## WHAT IS NEEDED
Output all records precisely as written.

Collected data
* START *
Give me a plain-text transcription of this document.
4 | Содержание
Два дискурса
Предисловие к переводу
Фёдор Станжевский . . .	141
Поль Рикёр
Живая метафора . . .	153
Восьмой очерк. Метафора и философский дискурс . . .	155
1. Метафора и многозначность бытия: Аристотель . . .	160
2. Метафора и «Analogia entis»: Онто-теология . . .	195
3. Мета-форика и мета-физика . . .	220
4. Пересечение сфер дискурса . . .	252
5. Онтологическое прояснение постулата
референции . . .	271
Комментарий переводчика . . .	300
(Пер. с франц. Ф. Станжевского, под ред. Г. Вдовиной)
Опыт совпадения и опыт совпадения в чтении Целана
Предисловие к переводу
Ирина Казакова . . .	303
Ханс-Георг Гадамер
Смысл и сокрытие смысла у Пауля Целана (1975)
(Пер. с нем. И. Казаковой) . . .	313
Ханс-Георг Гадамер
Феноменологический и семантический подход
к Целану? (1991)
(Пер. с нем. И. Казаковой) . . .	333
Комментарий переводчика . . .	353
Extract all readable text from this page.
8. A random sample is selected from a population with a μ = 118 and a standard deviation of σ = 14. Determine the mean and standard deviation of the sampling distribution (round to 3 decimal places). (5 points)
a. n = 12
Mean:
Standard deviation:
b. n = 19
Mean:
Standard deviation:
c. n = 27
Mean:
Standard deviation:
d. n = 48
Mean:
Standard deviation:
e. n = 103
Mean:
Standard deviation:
* END *
## THE COMPLETED TASK
Give me a plain-text transcription of this document.
4 | Содержание
Два дискурса
Предисловие к переводу
Фёдор Станжевский . . .	141
Поль Рикёр
Живая метафора . . .	153
Восьмой очерк. Метафора и философский дискурс . . .	155
1. Метафора и многозначность бытия: Аристотель . . .	160
2. Метафора и «Analogia entis»: Онто-теология . . .	195
3. Мета-форика и мета-физика . . .	220
4. Пересечение сфер дискурса . . .	252
5. Онтологическое прояснение постулата
референции . . .	271
Комментарий переводчика . . .	300
(Пер. с франц. Ф. Станжевского, под ред. Г. Вдовиной)
Опыт совпадения и опыт совпадения в чтении Целана
Предисловие к переводу
Ирина Казакова . . .	303
Ханс-Георг Гадамер
Смысл и сокрытие смысла у Пауля Целана (1975)
(Пер. с нем. И. Казаковой) . . .	313
Ханс-Георг Гадамер
Феноменологический и семантический подход
к Целану? (1991)
(Пер. с нем. И. Казаковой) . . .	333
Комментарий переводчика . . .	353
Extract all readable text from this page.
8. A random sample is selected from a population with a μ = 118 and a standard deviation of σ = 14. Determine the mean and standard deviation of the sampling distribution (round to 3 decimal places). (5 points)
a. n = 12
Mean:
Standard deviation:
b. n = 19
Mean:
Standard deviation:
c. n = 27
Mean:
Standard deviation:
d. n = 48
Mean:
Standard deviation:
e. n = 103
Mean:
Standard deviation:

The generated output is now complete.